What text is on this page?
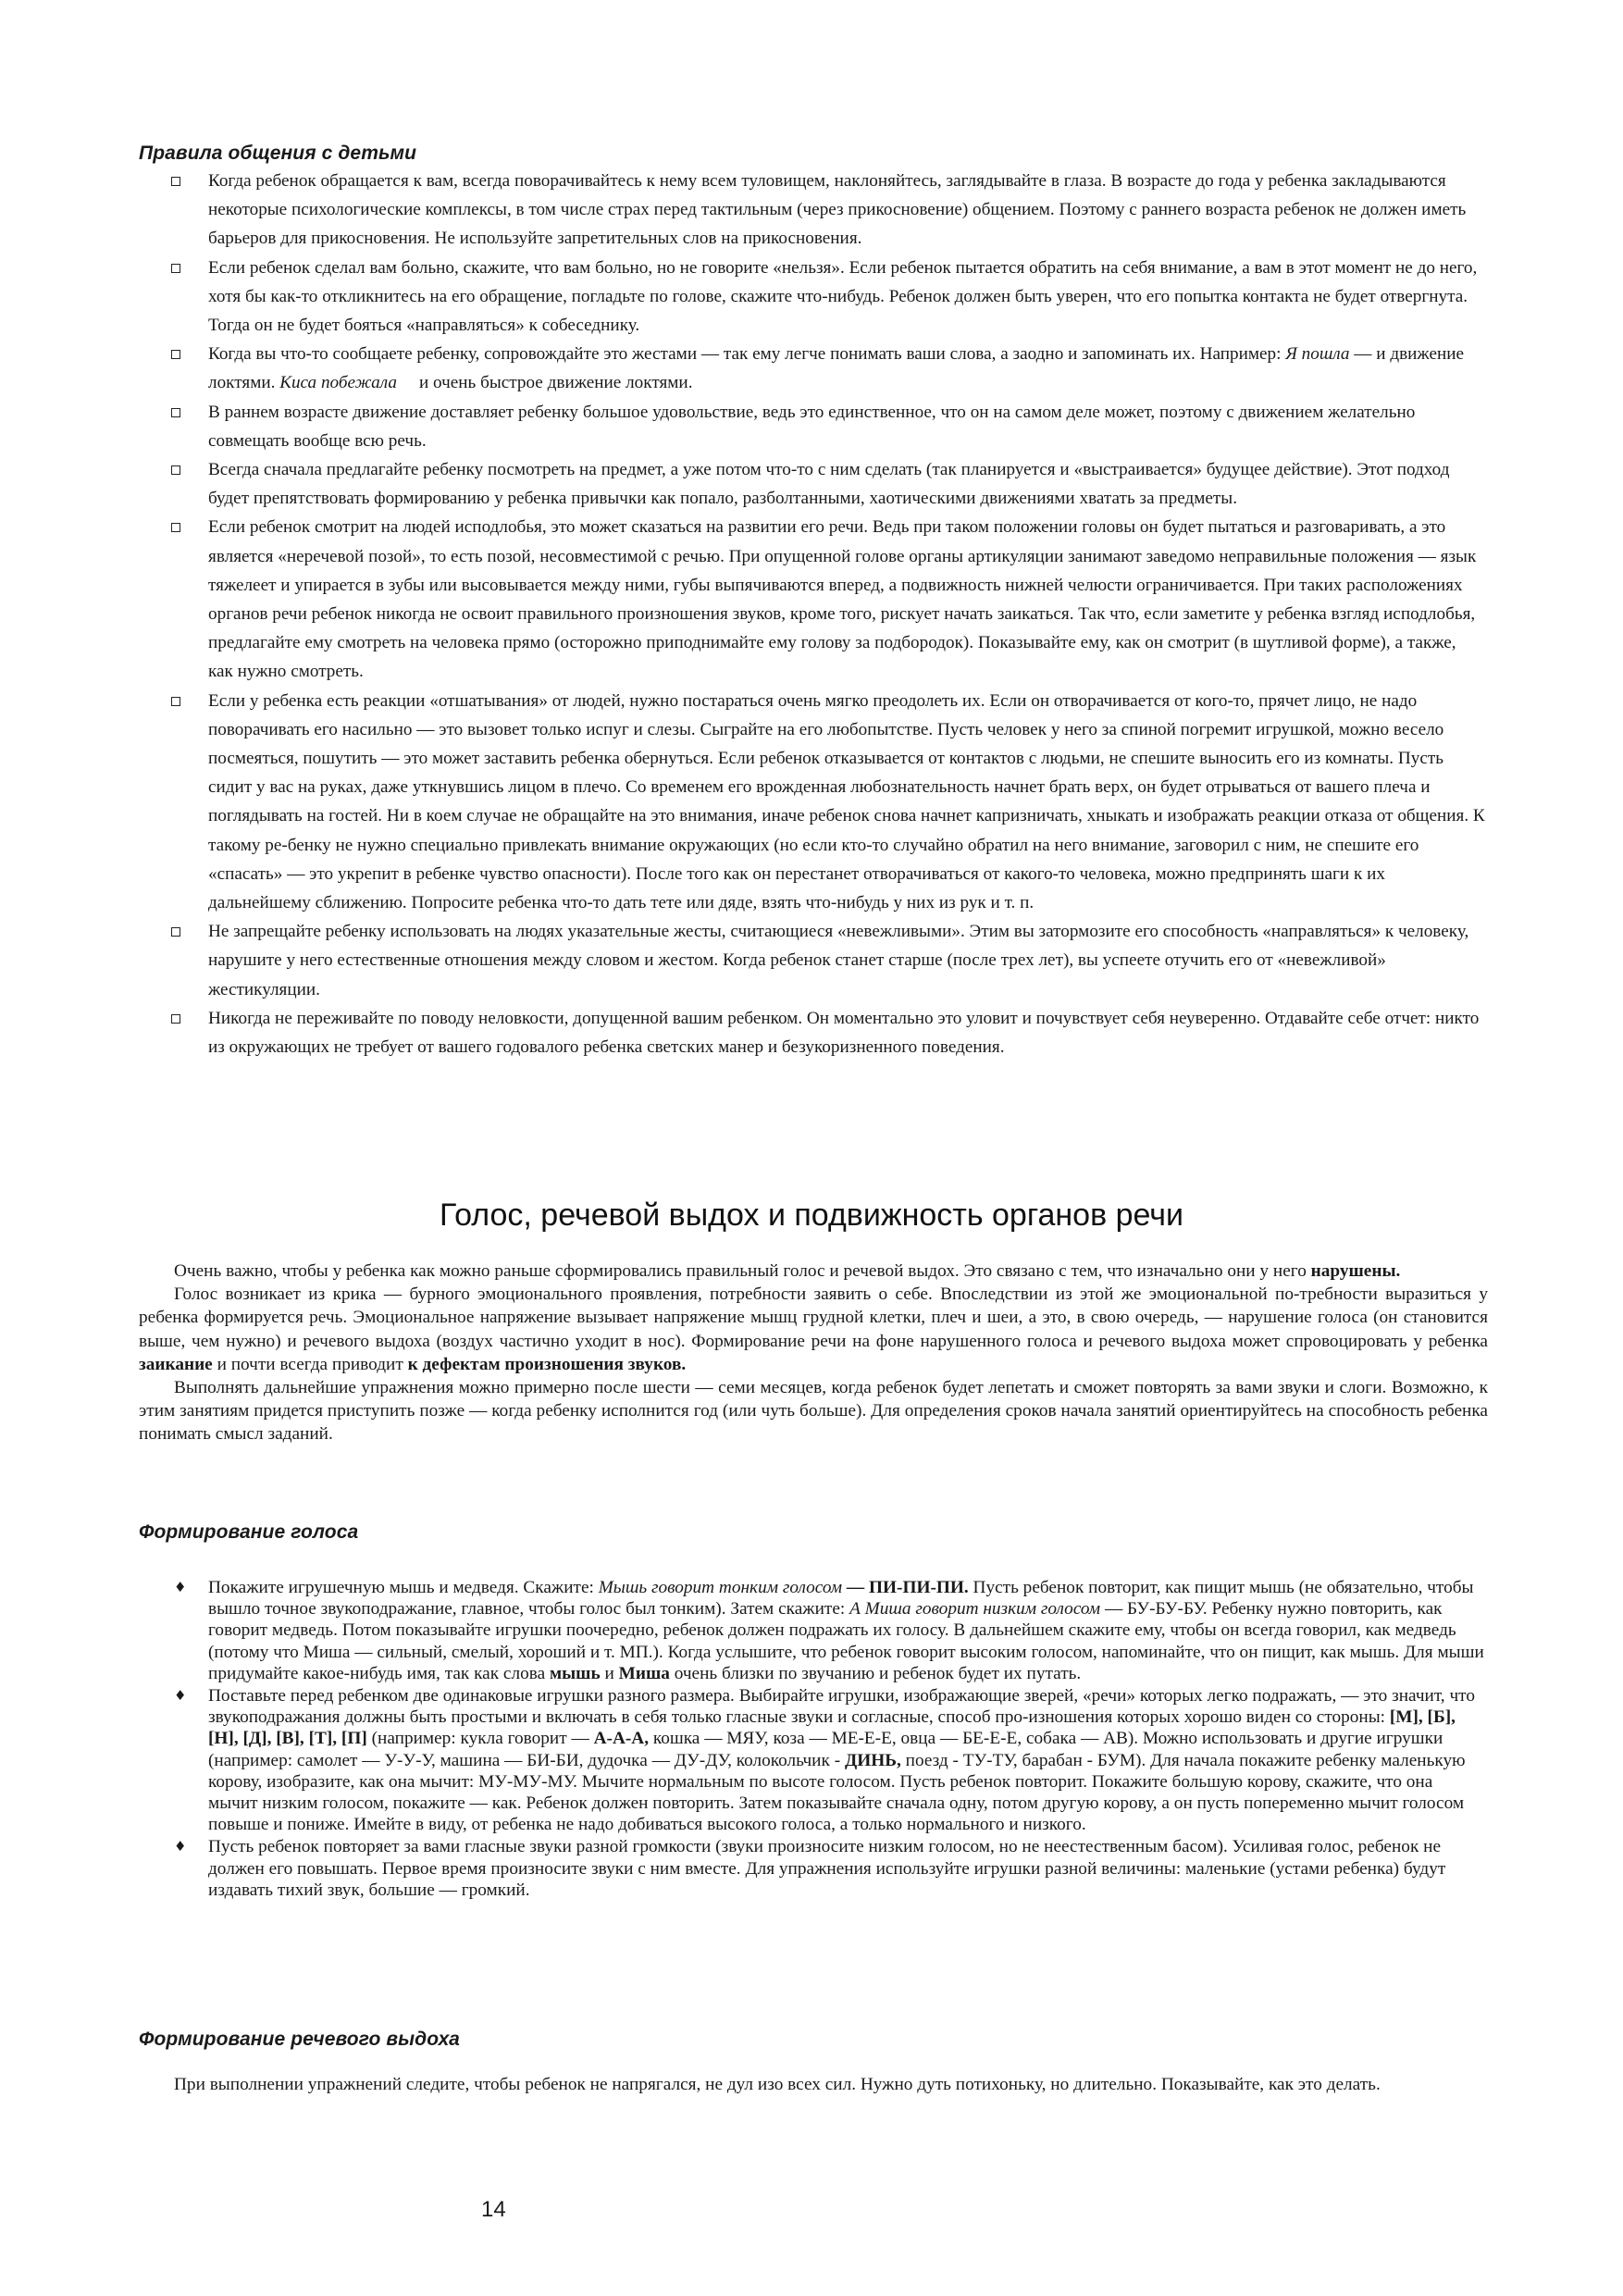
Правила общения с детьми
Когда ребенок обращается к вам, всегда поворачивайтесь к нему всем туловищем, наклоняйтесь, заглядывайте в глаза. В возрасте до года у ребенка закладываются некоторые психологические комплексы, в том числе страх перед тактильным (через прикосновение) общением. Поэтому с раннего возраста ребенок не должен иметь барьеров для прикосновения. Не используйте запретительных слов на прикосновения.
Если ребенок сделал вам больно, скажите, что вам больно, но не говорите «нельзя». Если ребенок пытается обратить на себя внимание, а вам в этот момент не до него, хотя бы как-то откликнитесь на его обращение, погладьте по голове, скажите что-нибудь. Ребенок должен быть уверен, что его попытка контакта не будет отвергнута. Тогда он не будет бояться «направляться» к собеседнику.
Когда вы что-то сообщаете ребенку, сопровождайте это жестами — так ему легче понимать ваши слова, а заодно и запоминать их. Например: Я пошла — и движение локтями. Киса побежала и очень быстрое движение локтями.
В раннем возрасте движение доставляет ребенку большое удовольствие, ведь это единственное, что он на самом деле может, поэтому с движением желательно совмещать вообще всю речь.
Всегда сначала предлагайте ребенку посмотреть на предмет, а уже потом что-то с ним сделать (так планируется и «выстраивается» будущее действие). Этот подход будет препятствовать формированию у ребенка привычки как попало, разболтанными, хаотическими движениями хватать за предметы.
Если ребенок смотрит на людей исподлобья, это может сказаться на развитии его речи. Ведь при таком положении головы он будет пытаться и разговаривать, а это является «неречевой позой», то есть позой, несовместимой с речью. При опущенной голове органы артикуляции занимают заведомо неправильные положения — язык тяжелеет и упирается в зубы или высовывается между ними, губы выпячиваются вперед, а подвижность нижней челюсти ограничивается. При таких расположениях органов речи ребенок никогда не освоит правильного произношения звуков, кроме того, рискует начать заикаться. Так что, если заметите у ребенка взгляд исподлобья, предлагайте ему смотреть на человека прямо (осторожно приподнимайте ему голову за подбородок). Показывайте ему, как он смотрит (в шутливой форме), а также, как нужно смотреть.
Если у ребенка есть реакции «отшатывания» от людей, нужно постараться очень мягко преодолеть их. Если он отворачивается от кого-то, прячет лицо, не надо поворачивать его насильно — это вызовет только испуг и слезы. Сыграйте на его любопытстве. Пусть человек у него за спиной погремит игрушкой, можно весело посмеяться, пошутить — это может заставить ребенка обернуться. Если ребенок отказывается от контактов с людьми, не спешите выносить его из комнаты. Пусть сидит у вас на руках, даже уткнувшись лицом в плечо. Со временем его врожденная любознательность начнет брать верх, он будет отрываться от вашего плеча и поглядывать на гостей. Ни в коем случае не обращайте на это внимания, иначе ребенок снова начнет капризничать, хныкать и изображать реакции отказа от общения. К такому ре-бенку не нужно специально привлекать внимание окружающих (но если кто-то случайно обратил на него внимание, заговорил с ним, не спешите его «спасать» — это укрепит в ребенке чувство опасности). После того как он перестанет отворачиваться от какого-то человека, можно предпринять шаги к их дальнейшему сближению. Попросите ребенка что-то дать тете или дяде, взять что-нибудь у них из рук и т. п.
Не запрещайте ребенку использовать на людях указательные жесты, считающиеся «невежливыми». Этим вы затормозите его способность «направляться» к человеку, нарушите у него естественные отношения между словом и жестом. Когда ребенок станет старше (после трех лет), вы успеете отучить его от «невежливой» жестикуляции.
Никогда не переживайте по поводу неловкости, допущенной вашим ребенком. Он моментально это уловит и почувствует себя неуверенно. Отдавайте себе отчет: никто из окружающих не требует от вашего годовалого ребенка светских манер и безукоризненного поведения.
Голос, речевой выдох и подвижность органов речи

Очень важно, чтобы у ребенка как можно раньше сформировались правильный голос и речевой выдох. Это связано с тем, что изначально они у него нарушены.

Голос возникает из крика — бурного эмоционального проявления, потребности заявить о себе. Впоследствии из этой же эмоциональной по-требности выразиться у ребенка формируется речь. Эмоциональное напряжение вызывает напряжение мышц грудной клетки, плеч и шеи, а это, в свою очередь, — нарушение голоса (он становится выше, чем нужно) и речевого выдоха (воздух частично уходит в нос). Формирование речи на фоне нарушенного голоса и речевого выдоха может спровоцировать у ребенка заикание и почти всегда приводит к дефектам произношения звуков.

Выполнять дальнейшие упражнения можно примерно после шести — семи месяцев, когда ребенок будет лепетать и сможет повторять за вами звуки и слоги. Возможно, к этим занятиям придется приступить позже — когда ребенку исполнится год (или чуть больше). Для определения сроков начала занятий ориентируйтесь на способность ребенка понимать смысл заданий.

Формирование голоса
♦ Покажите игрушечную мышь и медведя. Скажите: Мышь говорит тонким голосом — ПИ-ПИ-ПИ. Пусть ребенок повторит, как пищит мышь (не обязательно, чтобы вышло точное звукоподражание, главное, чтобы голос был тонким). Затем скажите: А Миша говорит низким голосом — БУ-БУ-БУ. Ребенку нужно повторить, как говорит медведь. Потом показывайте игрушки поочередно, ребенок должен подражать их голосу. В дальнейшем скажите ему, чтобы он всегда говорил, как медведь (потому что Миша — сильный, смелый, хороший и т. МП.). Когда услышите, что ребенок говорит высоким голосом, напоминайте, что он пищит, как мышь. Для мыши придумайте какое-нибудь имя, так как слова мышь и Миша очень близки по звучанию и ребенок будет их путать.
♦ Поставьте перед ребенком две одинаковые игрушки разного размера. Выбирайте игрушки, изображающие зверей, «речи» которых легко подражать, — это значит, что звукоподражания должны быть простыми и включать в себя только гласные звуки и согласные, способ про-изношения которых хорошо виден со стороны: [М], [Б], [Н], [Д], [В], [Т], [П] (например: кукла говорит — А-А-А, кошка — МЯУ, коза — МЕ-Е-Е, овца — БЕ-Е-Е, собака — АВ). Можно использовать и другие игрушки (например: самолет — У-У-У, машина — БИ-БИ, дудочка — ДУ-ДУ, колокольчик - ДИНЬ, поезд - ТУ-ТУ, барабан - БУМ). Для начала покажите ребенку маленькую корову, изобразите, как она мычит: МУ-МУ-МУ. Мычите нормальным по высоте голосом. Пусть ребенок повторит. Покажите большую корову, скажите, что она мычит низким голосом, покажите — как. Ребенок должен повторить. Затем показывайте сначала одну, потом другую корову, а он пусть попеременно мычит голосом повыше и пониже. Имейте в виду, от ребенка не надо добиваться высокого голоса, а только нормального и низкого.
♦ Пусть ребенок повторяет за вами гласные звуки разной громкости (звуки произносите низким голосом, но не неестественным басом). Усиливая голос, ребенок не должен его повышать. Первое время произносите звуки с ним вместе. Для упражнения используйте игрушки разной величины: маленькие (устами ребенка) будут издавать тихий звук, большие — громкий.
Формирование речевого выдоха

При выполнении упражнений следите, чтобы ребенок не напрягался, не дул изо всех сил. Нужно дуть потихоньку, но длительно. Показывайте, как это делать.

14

★ ★ ★ ★

[TASK DESCRIPTION] List the lines of the records where "общения" occurs.

[REPLY]
Правила общения с детьми
Если у ребенка есть реакции «отшатывания» от людей, нужно постараться очень мягко преодолеть их. Если он отворачивается от кого-то, прячет лицо, не надо поворачивать его насильно — это вызовет только испуг и слезы. Сыграйте на его любопытстве. Пусть человек у него за спиной погремит игрушкой, можно весело посмеяться, пошутить — это может заставить ребенка обернуться. Если ребенок отказывается от контактов с людьми, не спешите выносить его из комнаты. Пусть сидит у вас на руках, даже уткнувшись лицом в плечо. Со временем его врожденная любознательность начнет брать верх, он будет отрываться от вашего плеча и поглядывать на гостей. Ни в коем случае не обращайте на это внимания, иначе ребенок снова начнет капризничать, хныкать и изображать реакции отказа от общения. К такому ре-бенку не нужно специально привлекать внимание окружающих (но если кто-то случайно обратил на него внимание, заговорил с ним, не спешите его «спасать» — это укрепит в ребенке чувство опасности). После того как он перестанет отворачиваться от какого-то человека, можно предпринять шаги к их дальнейшему сближению. Попросите ребенка что-то дать тете или дяде, взять что-нибудь у них из рук и т. п.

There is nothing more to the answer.